### [Task prompt]
Copy every line with the string "préservation" in it.
^^^^^^^^^^^^^^^^
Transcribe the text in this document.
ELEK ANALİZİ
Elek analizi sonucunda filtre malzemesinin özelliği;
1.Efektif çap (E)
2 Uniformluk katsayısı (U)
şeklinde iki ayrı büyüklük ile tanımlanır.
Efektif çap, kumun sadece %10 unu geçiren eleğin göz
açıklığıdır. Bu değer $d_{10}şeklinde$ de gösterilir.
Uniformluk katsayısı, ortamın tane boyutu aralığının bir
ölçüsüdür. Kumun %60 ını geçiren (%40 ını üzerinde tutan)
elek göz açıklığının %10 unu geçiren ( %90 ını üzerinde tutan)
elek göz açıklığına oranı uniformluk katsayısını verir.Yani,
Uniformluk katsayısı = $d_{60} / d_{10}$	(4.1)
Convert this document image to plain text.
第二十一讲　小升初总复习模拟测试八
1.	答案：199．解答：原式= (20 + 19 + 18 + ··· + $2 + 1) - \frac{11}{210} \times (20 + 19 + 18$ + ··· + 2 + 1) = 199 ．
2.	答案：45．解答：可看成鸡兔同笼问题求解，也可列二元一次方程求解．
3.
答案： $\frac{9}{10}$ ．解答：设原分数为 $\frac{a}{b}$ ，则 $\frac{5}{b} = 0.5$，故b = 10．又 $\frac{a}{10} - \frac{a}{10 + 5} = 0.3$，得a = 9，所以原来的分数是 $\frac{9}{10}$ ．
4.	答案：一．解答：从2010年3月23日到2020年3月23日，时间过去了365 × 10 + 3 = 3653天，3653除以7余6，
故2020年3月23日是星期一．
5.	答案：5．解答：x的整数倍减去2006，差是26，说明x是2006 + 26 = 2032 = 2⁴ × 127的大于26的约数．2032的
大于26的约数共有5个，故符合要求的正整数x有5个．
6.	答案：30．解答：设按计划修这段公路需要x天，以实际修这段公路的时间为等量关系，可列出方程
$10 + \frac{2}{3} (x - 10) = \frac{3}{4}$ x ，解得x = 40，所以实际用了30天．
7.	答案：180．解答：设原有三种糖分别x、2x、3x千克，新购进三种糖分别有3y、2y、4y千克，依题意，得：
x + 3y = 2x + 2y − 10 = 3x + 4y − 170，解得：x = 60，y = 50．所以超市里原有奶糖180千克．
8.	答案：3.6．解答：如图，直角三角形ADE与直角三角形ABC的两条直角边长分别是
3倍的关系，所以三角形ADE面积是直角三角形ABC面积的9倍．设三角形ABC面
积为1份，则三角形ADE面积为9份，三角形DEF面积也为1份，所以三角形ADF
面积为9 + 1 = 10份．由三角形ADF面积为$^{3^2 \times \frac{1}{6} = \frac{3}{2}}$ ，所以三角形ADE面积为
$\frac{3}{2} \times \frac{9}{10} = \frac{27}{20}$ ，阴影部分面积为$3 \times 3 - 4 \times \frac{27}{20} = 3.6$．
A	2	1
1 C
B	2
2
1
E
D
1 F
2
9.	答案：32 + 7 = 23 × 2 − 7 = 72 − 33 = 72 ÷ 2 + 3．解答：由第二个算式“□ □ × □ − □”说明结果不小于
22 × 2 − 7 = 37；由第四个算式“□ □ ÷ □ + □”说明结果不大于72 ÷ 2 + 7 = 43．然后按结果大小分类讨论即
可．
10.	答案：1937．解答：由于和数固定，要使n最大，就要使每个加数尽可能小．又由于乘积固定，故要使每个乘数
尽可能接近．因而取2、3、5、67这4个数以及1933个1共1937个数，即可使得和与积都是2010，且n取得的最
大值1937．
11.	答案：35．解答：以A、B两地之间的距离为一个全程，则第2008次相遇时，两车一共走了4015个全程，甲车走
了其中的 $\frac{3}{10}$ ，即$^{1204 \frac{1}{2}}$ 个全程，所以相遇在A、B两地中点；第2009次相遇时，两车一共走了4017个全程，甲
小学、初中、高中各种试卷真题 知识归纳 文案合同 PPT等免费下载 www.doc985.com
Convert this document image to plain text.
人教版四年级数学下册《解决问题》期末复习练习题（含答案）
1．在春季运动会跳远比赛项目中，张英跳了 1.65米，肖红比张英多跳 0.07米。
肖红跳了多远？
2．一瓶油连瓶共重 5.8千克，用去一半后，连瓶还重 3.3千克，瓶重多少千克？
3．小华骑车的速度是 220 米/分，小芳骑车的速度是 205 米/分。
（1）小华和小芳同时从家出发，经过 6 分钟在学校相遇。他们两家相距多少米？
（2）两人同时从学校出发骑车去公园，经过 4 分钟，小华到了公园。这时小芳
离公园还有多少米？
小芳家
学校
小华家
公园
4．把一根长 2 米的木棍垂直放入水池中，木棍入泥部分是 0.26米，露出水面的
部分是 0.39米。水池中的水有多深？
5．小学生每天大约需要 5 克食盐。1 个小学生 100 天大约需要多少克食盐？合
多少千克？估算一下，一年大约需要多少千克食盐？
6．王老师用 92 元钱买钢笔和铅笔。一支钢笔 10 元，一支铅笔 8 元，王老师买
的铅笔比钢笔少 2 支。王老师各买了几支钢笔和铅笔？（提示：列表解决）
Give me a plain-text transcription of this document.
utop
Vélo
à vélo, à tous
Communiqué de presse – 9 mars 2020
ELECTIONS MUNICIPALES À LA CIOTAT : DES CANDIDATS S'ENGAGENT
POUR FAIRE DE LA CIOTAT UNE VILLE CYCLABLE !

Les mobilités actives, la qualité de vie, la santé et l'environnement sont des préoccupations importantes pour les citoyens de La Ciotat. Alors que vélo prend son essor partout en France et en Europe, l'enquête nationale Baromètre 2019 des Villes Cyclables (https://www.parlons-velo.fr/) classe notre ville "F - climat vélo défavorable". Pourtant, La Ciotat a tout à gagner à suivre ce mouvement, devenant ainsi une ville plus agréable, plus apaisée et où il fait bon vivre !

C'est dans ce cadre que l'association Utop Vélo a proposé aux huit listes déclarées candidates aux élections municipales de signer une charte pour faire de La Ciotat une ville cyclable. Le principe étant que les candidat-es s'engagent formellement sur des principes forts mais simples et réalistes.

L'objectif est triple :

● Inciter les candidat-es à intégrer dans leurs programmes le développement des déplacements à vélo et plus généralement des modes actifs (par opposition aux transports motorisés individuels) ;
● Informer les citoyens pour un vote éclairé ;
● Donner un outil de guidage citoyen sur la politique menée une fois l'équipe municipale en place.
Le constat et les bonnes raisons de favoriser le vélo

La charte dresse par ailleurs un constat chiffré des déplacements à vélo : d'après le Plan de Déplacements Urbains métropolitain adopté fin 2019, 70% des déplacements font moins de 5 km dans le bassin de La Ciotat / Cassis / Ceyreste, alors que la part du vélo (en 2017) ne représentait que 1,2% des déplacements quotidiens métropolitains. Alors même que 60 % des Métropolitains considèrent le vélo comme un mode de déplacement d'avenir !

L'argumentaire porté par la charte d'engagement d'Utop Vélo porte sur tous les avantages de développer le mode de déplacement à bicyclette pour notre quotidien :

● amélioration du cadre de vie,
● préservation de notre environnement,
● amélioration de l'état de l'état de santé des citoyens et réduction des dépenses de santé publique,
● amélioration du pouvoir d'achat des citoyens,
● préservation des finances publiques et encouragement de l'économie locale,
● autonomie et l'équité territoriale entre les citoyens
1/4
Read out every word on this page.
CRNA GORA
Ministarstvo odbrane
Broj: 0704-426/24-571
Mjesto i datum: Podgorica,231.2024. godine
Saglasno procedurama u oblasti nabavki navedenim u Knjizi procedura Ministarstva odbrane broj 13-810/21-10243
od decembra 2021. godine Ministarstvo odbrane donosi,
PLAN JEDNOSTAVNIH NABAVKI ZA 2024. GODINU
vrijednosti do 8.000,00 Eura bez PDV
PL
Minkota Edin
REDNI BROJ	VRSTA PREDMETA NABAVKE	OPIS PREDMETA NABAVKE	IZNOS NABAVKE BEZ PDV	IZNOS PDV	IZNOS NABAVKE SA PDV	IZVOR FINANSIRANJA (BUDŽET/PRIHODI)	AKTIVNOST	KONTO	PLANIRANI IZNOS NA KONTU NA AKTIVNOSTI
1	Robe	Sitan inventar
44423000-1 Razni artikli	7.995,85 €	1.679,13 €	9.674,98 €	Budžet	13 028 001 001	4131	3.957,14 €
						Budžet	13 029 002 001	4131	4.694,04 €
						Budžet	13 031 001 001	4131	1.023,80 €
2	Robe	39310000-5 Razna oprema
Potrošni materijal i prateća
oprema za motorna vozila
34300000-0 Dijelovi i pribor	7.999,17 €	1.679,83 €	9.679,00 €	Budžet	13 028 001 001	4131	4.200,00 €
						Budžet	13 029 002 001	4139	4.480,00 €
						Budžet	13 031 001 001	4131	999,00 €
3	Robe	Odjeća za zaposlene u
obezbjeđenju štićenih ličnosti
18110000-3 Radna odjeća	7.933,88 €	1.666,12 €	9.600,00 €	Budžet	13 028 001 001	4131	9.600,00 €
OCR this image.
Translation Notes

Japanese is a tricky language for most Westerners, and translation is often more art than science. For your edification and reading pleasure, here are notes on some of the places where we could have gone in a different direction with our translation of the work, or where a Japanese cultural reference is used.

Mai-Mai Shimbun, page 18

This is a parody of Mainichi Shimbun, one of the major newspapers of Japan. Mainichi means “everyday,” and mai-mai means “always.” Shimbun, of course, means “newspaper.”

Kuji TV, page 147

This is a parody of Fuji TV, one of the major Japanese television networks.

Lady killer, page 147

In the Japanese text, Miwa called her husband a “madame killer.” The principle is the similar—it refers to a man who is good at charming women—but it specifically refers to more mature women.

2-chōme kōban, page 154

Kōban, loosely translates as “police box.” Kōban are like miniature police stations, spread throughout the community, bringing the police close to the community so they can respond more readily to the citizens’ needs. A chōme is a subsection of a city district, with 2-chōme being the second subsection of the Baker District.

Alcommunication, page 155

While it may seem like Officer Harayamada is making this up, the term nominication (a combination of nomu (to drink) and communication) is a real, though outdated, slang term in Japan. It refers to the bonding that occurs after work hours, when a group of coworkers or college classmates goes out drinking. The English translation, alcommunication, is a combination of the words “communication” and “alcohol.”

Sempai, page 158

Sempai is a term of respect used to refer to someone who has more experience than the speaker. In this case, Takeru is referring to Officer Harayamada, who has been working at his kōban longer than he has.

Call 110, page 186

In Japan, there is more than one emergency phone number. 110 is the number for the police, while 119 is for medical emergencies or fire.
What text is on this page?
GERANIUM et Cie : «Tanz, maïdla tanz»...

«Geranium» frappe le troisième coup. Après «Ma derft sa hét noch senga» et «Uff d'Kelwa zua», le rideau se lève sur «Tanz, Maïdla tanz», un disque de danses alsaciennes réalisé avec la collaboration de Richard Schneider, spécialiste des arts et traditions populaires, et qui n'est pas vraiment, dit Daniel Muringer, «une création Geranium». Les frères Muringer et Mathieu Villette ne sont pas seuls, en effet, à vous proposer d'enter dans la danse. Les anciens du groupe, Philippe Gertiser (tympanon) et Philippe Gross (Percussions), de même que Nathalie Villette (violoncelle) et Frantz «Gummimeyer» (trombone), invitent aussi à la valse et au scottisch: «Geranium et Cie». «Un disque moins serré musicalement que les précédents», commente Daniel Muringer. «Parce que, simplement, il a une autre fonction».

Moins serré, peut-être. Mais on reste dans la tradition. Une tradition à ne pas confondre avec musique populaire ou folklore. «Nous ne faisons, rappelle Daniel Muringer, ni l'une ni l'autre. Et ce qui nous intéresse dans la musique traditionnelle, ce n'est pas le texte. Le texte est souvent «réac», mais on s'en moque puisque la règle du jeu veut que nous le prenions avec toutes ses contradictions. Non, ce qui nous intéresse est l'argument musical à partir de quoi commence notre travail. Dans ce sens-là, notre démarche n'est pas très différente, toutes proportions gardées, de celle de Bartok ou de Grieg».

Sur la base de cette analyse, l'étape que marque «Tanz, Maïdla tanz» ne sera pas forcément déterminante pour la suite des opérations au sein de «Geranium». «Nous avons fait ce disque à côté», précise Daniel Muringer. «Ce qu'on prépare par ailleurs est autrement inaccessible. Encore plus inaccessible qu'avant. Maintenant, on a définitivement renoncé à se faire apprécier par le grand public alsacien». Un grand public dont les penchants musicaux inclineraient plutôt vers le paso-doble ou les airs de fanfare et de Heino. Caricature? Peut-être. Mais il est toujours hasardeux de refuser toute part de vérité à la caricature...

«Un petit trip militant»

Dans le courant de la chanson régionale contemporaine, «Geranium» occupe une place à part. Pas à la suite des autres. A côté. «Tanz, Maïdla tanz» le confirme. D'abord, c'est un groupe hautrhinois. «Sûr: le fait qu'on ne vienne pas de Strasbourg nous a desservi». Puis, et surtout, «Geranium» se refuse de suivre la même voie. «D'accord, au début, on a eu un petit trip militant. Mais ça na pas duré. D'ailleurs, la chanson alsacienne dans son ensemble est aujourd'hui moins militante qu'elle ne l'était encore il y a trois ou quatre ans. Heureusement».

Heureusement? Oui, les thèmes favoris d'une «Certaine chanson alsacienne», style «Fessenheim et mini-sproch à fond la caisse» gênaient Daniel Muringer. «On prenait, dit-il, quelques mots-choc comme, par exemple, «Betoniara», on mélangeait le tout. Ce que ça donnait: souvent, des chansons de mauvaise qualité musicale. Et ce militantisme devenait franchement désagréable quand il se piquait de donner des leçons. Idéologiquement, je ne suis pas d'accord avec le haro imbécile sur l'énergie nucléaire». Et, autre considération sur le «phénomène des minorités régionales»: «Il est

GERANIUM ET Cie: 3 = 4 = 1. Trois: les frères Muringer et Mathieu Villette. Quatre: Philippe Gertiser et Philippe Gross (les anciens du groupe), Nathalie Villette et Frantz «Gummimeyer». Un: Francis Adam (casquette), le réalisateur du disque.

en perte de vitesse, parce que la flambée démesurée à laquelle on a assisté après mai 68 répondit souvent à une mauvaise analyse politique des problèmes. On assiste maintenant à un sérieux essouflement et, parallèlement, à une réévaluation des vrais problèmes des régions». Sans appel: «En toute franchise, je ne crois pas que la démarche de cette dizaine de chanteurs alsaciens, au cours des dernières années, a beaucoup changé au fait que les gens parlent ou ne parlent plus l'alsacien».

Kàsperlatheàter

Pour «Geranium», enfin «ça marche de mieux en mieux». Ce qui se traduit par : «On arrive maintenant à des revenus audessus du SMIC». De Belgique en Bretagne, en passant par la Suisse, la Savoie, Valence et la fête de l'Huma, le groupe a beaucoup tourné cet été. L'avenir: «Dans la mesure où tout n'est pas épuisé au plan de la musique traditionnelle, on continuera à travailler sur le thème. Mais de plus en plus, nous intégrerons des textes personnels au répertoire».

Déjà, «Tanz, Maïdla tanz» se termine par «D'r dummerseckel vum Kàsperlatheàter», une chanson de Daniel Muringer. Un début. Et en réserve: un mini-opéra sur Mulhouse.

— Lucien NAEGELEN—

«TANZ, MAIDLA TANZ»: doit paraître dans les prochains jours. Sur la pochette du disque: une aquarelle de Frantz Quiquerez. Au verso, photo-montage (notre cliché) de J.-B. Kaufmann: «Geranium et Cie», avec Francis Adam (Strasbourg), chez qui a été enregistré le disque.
^^^^^^^^^^^^^^^^
### [Complete response]
● préservation de notre environnement,
● préservation des finances publiques et encouragement de l'économie locale,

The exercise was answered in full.